__Directive__.
Gather up every line that includes the string "object".

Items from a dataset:

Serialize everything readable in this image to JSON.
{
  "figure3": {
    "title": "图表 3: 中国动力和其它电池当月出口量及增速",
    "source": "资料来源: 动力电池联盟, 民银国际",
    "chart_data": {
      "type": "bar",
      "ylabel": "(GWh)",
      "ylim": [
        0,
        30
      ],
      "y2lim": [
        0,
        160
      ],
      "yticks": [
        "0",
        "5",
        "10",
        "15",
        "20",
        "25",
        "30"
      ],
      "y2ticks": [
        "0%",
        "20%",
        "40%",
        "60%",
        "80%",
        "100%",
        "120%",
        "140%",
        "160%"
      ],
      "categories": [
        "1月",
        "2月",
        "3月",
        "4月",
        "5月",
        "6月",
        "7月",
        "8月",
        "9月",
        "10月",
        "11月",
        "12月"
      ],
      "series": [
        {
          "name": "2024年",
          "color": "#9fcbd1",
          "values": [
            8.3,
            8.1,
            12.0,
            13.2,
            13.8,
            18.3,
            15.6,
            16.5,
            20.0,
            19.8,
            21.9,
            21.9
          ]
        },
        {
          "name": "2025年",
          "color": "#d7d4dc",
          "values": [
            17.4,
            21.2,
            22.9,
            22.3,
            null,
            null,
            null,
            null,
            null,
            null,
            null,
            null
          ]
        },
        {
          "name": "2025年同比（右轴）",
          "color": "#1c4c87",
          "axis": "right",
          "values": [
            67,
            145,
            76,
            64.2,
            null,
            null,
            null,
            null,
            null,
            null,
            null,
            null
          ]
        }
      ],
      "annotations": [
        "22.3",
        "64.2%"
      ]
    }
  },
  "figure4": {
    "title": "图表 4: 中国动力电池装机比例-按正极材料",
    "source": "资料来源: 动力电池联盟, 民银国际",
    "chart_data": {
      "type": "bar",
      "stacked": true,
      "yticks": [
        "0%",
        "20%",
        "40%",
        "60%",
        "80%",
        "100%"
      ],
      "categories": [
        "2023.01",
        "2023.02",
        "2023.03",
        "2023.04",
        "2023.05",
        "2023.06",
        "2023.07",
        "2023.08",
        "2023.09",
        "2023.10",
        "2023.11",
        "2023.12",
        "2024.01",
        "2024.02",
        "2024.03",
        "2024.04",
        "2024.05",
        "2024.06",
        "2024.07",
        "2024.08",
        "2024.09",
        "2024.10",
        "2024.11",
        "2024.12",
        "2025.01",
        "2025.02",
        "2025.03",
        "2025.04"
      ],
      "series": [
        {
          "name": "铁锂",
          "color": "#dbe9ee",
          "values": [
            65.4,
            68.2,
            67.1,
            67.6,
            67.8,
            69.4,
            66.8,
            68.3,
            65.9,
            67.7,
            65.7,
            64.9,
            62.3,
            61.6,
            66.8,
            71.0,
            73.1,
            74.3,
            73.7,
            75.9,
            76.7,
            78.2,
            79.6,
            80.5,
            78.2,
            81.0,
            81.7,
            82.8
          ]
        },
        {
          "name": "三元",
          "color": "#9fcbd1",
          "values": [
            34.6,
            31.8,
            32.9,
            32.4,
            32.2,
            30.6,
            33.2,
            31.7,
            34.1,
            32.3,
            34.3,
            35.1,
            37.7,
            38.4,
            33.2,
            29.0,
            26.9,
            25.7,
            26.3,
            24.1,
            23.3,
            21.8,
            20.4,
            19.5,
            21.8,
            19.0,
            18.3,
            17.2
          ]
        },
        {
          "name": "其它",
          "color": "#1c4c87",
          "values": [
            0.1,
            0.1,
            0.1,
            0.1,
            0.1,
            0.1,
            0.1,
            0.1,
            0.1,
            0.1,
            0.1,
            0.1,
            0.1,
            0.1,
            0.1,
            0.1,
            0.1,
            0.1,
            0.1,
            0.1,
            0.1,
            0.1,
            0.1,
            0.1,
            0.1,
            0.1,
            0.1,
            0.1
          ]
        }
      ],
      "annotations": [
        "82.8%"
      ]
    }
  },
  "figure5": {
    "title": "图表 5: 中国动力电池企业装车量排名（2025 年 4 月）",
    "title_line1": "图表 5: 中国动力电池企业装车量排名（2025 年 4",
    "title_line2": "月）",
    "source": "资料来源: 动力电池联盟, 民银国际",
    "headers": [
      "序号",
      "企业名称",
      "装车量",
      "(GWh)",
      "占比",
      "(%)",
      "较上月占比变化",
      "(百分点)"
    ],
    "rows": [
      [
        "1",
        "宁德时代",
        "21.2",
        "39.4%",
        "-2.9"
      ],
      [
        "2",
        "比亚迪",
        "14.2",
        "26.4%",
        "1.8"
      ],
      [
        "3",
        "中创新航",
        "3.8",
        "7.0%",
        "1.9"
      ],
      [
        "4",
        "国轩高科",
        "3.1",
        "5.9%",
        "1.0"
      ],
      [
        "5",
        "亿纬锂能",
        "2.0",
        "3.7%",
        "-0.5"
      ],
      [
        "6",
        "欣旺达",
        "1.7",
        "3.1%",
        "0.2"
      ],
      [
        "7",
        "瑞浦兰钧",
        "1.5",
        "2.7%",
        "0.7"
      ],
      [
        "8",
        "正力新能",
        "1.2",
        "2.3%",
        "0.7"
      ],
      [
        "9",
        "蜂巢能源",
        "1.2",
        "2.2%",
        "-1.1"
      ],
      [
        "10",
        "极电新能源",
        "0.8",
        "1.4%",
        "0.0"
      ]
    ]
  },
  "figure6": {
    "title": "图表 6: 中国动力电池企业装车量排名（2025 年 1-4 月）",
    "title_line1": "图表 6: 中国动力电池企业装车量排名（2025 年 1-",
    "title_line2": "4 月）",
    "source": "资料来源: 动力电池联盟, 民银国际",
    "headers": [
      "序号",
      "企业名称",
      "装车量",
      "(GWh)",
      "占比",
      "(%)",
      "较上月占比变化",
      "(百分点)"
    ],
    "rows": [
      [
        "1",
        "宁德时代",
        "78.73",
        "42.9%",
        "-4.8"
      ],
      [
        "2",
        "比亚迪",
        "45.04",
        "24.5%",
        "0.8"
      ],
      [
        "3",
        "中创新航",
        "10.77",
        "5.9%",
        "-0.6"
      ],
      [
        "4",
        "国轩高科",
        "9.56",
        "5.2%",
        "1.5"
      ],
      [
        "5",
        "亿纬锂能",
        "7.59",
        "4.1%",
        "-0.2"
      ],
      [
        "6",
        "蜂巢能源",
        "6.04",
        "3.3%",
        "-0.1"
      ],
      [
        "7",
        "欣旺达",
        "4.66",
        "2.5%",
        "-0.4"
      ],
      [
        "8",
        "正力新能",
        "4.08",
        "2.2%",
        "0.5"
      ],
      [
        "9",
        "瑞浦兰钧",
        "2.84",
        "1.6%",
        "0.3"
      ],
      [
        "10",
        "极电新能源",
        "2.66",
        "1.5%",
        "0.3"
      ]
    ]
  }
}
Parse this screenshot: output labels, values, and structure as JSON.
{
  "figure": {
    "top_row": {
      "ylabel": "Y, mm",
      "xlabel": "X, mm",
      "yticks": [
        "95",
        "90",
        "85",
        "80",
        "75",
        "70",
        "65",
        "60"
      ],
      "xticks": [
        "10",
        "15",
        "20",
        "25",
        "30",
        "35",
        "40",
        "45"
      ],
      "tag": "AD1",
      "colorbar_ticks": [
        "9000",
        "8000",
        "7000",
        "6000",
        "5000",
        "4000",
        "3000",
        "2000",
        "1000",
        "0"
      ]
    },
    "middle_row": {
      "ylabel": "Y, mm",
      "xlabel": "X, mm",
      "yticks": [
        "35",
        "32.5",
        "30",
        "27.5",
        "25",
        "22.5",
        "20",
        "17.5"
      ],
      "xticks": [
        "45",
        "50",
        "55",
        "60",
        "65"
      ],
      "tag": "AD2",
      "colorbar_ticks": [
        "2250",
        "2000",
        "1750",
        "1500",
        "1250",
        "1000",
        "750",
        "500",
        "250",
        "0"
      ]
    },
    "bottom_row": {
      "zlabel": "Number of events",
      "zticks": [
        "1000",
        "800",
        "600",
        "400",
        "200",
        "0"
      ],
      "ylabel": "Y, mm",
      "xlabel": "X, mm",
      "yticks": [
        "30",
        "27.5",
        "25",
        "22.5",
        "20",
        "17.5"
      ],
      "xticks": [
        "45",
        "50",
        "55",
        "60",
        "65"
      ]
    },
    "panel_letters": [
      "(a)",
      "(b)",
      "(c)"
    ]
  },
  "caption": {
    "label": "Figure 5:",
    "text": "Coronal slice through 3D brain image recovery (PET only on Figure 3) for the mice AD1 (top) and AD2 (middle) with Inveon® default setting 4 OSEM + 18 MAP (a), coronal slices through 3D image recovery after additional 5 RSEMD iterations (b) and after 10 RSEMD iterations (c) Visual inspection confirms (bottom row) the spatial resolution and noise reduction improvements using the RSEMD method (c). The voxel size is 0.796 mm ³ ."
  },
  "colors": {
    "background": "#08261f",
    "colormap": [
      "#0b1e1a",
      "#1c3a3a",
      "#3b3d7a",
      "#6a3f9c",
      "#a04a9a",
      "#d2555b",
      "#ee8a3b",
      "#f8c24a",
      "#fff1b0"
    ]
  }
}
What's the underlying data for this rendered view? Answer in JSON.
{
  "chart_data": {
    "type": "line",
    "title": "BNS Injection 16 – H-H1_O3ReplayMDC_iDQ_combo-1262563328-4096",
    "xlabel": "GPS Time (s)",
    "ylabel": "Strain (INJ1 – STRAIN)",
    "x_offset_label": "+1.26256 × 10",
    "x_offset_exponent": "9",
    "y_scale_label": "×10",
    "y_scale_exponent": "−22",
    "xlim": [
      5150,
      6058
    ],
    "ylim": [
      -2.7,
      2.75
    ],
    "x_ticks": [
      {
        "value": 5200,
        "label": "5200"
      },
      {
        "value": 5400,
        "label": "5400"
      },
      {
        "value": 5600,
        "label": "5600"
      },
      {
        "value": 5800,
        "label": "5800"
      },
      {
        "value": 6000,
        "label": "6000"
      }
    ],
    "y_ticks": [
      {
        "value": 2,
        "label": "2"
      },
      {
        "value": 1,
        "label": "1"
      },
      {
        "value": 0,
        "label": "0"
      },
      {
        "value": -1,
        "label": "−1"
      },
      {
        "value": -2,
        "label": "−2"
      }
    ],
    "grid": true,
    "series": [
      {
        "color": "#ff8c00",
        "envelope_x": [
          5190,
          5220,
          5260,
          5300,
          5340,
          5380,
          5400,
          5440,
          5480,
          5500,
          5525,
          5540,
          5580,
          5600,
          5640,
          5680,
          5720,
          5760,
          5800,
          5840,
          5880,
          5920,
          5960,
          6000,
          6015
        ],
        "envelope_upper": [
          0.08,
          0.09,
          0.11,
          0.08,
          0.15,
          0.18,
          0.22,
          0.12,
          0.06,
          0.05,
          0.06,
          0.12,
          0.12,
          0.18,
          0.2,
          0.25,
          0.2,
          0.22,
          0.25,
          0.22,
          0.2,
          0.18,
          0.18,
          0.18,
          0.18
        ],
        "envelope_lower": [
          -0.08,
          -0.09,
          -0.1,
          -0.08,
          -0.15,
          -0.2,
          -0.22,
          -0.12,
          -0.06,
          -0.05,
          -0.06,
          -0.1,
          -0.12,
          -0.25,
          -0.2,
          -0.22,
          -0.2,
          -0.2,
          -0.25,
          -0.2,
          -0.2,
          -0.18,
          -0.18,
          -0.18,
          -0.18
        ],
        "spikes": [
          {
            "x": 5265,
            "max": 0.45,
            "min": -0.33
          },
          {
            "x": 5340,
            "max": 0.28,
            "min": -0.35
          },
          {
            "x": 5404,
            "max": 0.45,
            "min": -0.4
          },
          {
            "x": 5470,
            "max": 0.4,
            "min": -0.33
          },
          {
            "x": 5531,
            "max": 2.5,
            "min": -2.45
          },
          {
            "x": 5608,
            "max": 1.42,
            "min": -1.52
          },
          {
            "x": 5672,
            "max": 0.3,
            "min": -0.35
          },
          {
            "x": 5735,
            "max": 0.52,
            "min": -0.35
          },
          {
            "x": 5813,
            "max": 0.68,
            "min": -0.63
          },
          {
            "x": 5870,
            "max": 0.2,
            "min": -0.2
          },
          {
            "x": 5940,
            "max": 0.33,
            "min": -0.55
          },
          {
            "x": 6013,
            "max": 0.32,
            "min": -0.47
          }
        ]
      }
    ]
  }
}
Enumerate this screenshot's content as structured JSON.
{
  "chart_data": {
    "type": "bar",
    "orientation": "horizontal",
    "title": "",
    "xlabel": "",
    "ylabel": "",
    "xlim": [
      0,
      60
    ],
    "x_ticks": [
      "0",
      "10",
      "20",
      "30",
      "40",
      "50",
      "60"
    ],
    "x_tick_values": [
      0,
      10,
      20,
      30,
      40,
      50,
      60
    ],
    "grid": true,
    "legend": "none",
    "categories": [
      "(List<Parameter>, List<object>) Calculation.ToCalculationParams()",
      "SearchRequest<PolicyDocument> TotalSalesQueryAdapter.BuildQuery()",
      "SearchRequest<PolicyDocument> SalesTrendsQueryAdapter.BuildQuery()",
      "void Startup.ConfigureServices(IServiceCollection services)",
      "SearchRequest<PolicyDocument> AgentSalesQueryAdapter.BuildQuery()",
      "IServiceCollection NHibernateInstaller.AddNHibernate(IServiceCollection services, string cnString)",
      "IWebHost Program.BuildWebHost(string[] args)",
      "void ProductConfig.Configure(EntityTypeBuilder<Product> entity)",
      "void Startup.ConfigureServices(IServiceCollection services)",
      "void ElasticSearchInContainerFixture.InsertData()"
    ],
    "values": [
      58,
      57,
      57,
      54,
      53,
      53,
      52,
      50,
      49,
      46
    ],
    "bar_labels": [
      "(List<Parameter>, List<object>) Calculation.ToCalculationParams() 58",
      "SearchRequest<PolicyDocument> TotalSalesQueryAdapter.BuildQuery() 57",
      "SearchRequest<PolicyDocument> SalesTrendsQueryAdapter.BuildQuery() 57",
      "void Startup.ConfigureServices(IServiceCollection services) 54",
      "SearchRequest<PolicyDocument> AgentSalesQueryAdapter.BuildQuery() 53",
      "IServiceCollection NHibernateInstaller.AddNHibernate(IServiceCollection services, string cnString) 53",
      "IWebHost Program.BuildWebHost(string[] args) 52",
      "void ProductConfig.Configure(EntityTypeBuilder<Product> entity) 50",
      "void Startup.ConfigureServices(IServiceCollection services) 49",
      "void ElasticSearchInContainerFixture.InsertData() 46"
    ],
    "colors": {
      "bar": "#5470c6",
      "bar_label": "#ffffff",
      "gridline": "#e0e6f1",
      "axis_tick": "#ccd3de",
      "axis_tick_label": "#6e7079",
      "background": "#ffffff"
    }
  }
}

__Completed exercise__.
      "(List<Parameter>, List<object>) Calculation.ToCalculationParams()",
      "(List<Parameter>, List<object>) Calculation.ToCalculationParams() 58",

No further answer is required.